WHAT THE TASK ASKS
Pull out from the material below all lines with "культурой".

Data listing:

####

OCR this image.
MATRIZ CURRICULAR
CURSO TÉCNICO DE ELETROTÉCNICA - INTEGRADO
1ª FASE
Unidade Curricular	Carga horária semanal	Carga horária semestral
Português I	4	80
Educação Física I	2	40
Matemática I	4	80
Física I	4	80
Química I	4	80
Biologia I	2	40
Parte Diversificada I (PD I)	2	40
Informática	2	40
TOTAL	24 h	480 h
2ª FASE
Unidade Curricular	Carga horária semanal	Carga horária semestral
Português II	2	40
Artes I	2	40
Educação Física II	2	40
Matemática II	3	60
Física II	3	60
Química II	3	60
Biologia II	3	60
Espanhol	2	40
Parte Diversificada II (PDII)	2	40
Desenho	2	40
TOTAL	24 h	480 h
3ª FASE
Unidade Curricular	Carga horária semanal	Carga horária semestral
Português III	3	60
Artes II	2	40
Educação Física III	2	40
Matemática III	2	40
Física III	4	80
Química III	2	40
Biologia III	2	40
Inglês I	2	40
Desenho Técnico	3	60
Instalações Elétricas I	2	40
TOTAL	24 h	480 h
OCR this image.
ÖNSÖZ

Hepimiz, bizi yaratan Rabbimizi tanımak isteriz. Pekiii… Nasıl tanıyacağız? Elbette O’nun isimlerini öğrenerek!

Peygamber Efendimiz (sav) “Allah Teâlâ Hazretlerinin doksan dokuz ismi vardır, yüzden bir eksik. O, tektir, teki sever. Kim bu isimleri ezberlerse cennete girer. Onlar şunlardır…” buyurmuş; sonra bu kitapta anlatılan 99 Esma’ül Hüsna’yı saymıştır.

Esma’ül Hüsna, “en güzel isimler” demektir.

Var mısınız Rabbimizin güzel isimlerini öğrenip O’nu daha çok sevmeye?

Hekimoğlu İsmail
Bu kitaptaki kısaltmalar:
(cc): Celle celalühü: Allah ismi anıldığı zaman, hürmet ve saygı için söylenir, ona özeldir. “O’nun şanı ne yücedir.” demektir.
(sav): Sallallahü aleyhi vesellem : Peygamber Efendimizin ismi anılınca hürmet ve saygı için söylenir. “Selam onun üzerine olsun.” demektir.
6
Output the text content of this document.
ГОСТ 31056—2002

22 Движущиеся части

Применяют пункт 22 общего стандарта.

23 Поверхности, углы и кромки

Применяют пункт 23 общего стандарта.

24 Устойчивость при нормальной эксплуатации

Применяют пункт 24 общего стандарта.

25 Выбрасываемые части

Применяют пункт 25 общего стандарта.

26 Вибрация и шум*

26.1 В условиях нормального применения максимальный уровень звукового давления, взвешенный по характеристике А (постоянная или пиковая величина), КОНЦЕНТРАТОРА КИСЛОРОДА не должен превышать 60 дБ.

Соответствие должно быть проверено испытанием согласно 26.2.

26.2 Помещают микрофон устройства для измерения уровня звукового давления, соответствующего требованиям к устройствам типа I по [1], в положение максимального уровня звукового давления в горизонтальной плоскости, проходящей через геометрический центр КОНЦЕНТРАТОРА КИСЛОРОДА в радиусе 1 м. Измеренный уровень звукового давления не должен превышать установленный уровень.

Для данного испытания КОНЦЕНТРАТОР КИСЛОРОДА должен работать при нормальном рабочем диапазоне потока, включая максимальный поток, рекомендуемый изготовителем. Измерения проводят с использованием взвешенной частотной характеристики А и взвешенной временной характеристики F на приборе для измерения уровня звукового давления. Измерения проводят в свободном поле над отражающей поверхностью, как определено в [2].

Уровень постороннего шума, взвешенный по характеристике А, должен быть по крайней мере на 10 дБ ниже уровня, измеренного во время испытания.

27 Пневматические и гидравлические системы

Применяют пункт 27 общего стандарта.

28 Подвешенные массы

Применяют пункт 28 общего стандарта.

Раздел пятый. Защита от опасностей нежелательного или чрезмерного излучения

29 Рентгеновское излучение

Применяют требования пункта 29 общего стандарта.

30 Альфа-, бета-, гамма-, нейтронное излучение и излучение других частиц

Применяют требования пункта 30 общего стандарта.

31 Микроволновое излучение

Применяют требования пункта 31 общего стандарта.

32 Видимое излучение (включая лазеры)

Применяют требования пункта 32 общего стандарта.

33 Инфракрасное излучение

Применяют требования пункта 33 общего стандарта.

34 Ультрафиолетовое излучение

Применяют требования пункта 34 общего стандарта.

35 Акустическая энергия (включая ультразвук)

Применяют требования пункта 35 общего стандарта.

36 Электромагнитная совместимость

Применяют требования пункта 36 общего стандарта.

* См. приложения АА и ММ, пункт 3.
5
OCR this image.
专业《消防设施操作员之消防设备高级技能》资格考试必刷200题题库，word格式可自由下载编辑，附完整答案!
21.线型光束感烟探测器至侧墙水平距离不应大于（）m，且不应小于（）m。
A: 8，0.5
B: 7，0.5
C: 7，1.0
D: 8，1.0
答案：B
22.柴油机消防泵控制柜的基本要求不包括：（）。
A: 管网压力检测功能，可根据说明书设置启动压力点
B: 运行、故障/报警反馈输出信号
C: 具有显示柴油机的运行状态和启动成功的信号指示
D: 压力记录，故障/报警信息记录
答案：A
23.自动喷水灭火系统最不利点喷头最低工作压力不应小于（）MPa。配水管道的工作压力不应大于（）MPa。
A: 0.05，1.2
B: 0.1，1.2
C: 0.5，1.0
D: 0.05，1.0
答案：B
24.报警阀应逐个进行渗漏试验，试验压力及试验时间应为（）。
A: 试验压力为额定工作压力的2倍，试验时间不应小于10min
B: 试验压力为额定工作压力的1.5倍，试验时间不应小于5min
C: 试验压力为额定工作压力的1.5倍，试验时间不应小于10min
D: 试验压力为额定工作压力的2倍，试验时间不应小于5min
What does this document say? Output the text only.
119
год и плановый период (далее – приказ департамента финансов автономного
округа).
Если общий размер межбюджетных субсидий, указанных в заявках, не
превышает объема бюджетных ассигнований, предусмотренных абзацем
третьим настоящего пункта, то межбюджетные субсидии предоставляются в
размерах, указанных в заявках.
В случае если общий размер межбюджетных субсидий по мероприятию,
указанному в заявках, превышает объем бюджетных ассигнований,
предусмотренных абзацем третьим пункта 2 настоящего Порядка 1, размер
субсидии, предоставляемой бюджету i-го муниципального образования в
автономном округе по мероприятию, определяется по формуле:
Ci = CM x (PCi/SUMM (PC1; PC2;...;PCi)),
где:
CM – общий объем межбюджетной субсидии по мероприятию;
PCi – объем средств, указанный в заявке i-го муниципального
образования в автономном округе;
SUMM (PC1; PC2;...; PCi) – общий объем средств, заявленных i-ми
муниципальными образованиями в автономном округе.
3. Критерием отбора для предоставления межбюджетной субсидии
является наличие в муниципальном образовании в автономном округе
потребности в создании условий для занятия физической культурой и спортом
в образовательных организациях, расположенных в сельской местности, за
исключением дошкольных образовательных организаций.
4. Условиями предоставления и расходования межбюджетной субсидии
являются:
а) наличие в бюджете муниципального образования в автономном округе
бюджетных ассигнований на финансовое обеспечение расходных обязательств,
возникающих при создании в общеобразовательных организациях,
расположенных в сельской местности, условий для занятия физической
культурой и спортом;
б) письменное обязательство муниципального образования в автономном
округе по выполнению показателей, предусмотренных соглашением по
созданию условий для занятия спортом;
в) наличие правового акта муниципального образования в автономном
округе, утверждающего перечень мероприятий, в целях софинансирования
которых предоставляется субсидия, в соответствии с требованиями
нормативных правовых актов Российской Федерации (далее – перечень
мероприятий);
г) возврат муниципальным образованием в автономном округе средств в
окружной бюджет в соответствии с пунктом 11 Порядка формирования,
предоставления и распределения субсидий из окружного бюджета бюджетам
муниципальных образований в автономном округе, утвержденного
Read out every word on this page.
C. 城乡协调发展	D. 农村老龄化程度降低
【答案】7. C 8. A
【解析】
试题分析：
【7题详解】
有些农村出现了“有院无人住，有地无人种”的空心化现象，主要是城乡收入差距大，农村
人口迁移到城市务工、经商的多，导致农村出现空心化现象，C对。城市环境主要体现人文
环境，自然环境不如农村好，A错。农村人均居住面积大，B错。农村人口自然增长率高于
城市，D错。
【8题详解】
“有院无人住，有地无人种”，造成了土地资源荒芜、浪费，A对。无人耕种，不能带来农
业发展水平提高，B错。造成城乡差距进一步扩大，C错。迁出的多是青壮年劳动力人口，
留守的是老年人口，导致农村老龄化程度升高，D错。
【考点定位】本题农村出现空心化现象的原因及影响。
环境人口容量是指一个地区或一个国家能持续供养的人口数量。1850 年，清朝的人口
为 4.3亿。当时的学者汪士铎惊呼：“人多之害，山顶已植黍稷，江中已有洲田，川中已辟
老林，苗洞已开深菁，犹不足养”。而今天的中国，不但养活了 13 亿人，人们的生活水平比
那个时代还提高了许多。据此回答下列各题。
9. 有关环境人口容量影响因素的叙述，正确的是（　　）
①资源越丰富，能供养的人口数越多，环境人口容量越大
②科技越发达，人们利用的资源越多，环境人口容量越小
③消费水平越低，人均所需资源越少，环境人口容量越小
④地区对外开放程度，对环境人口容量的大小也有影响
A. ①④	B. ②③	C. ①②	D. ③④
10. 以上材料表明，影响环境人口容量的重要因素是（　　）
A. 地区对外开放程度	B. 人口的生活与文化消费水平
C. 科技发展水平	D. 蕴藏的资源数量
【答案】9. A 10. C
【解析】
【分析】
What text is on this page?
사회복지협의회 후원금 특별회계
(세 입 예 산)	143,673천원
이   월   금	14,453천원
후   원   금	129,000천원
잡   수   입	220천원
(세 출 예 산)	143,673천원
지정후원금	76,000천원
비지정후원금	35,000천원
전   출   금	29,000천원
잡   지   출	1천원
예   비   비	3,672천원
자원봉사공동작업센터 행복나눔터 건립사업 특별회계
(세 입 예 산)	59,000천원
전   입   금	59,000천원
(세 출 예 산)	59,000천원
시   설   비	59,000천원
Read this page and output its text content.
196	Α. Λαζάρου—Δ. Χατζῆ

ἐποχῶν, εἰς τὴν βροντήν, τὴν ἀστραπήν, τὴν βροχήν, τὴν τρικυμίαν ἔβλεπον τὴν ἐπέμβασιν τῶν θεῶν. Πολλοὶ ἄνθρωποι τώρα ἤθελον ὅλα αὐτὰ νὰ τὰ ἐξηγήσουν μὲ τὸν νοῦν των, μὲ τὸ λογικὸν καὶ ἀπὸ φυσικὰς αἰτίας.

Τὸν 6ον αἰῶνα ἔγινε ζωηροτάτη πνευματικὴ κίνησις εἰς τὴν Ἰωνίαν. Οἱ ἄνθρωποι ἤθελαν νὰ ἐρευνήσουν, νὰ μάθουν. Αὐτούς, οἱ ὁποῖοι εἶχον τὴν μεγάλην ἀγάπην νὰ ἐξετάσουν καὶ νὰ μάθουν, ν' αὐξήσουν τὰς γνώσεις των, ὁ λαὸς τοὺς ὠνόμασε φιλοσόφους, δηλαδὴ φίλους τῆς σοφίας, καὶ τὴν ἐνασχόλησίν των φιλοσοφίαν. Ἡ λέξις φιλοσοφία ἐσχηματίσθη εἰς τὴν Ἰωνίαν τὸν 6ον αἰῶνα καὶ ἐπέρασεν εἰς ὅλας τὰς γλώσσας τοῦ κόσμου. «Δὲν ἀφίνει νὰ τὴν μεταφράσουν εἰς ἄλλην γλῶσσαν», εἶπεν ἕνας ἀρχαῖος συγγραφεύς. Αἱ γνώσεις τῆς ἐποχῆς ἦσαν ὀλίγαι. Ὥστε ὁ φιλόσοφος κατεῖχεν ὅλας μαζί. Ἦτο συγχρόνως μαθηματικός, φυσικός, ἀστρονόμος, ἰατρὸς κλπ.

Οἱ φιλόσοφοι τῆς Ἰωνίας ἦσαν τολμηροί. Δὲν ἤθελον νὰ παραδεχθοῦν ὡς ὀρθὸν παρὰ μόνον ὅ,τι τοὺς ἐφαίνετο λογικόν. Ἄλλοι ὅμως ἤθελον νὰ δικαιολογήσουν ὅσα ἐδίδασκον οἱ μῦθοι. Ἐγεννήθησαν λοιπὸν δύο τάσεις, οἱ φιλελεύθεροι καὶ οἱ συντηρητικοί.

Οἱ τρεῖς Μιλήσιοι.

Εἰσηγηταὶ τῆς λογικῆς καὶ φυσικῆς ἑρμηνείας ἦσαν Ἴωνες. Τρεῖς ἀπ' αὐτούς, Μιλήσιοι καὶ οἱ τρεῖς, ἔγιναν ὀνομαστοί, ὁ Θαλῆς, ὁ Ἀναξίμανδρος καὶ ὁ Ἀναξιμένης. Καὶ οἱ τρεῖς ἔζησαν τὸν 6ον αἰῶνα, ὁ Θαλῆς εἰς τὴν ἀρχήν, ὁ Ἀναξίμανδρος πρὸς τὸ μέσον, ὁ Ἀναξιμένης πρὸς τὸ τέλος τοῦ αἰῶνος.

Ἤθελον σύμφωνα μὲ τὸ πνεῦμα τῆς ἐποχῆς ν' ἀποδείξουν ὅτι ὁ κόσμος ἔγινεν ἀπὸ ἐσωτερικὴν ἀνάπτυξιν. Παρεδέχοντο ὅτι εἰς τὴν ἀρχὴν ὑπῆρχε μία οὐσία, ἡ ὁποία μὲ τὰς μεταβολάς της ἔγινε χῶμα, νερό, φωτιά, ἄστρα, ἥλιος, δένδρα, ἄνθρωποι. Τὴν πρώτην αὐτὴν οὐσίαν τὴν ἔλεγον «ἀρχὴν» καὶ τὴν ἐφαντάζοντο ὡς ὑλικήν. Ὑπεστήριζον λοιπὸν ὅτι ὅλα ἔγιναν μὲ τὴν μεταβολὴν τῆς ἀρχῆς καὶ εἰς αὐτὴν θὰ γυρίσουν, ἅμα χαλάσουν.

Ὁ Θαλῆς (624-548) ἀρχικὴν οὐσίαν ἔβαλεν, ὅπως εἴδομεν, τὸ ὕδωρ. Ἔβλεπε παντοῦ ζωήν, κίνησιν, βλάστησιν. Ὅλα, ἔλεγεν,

####

COMPLETE RESPONSE
потребности в создании условий для занятия физической культурой и спортом
культурой и спортом;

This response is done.